Figure data in JSON:
--------------------
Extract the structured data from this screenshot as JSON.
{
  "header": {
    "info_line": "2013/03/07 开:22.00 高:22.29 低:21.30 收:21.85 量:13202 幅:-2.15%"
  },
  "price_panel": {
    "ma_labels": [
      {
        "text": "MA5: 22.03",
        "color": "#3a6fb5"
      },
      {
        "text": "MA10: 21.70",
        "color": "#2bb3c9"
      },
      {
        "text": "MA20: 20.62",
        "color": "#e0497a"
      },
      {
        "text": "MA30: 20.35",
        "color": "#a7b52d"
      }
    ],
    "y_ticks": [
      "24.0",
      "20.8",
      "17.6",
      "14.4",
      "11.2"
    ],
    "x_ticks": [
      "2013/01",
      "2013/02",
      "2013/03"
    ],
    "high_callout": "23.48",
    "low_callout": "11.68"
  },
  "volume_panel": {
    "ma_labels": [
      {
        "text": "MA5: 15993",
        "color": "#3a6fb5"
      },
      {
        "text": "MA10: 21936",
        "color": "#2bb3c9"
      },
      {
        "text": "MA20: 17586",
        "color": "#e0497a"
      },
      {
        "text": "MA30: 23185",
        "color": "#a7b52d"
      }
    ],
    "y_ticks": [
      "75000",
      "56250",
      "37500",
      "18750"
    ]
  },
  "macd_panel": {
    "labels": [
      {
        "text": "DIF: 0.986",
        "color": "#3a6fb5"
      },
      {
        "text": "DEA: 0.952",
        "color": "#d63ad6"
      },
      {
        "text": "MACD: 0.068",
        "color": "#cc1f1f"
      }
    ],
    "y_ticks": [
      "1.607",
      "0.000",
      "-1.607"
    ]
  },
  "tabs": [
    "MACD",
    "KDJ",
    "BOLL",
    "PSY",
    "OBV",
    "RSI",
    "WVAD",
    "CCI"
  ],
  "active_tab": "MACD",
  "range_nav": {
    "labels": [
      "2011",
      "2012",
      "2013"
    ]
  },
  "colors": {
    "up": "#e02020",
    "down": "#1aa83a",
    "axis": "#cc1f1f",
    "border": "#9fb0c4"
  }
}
--------------------
● **Description of the task**: Every entry above should be retyped exactly as shown.

● **Exercise solution**:
Extract the structured data from this screenshot as JSON.
{
  "header": {
    "info_line": "2013/03/07 开:22.00 高:22.29 低:21.30 收:21.85 量:13202 幅:-2.15%"
  },
  "price_panel": {
    "ma_labels": [
      {
        "text": "MA5: 22.03",
        "color": "#3a6fb5"
      },
      {
        "text": "MA10: 21.70",
        "color": "#2bb3c9"
      },
      {
        "text": "MA20: 20.62",
        "color": "#e0497a"
      },
      {
        "text": "MA30: 20.35",
        "color": "#a7b52d"
      }
    ],
    "y_ticks": [
      "24.0",
      "20.8",
      "17.6",
      "14.4",
      "11.2"
    ],
    "x_ticks": [
      "2013/01",
      "2013/02",
      "2013/03"
    ],
    "high_callout": "23.48",
    "low_callout": "11.68"
  },
  "volume_panel": {
    "ma_labels": [
      {
        "text": "MA5: 15993",
        "color": "#3a6fb5"
      },
      {
        "text": "MA10: 21936",
        "color": "#2bb3c9"
      },
      {
        "text": "MA20: 17586",
        "color": "#e0497a"
      },
      {
        "text": "MA30: 23185",
        "color": "#a7b52d"
      }
    ],
    "y_ticks": [
      "75000",
      "56250",
      "37500",
      "18750"
    ]
  },
  "macd_panel": {
    "labels": [
      {
        "text": "DIF: 0.986",
        "color": "#3a6fb5"
      },
      {
        "text": "DEA: 0.952",
        "color": "#d63ad6"
      },
      {
        "text": "MACD: 0.068",
        "color": "#cc1f1f"
      }
    ],
    "y_ticks": [
      "1.607",
      "0.000",
      "-1.607"
    ]
  },
  "tabs": [
    "MACD",
    "KDJ",
    "BOLL",
    "PSY",
    "OBV",
    "RSI",
    "WVAD",
    "CCI"
  ],
  "active_tab": "MACD",
  "range_nav": {
    "labels": [
      "2011",
      "2012",
      "2013"
    ]
  },
  "colors": {
    "up": "#e02020",
    "down": "#1aa83a",
    "axis": "#cc1f1f",
    "border": "#9fb0c4"
  }
}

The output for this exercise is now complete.